WORK REQUIRED:
Copy each line below in which the string "rate" occurs.

Stored data entries

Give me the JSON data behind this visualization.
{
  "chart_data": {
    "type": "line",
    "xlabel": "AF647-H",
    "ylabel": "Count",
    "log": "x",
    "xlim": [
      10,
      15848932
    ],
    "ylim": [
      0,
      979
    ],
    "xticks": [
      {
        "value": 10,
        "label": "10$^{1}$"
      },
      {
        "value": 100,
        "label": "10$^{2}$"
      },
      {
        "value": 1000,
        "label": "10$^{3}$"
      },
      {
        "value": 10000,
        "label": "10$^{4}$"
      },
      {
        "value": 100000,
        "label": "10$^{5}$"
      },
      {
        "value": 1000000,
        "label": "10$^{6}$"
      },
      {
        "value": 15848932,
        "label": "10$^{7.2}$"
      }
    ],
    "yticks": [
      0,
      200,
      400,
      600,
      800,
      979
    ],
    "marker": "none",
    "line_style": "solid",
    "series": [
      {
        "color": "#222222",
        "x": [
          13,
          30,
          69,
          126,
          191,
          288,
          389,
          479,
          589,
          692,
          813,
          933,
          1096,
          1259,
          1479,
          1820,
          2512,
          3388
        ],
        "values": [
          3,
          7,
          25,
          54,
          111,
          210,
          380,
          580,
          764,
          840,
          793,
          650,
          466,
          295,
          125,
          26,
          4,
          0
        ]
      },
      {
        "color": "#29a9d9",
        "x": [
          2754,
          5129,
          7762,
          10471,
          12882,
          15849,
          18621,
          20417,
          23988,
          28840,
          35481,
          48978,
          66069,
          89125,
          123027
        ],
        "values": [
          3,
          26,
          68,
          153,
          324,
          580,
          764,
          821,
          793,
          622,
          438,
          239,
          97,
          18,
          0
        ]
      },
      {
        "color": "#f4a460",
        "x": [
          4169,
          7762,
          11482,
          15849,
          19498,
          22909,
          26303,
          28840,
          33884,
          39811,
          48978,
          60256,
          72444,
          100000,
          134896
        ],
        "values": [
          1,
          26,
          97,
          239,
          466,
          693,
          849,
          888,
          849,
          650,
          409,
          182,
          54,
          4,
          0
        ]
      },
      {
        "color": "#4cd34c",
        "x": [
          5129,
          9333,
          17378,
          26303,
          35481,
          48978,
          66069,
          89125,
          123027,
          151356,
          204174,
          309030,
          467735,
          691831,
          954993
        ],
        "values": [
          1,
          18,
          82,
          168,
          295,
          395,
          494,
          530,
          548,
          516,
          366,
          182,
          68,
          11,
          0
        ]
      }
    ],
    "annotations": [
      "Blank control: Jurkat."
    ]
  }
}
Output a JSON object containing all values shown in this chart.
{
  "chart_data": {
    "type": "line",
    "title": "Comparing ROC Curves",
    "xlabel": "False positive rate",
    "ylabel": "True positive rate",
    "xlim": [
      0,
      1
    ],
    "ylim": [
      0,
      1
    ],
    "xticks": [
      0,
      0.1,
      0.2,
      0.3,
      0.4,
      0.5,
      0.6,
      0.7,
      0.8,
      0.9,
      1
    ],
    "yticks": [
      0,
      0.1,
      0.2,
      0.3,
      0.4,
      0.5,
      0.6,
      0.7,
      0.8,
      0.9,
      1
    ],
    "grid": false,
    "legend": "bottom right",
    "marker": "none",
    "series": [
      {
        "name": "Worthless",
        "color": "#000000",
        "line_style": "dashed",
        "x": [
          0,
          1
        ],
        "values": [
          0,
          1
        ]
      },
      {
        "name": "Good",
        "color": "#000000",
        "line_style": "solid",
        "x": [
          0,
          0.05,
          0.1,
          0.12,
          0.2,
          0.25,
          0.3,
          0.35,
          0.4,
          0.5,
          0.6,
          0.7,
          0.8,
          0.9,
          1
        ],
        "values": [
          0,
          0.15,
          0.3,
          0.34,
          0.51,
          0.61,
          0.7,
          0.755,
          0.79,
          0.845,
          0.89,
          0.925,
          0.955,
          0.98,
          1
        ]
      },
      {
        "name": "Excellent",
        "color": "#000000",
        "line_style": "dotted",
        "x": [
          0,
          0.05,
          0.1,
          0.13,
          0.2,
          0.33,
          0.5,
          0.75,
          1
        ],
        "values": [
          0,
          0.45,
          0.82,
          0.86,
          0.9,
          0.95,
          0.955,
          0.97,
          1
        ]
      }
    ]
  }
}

ANSWER BELOW:
    "xlabel": "False positive rate",
    "ylabel": "True positive rate",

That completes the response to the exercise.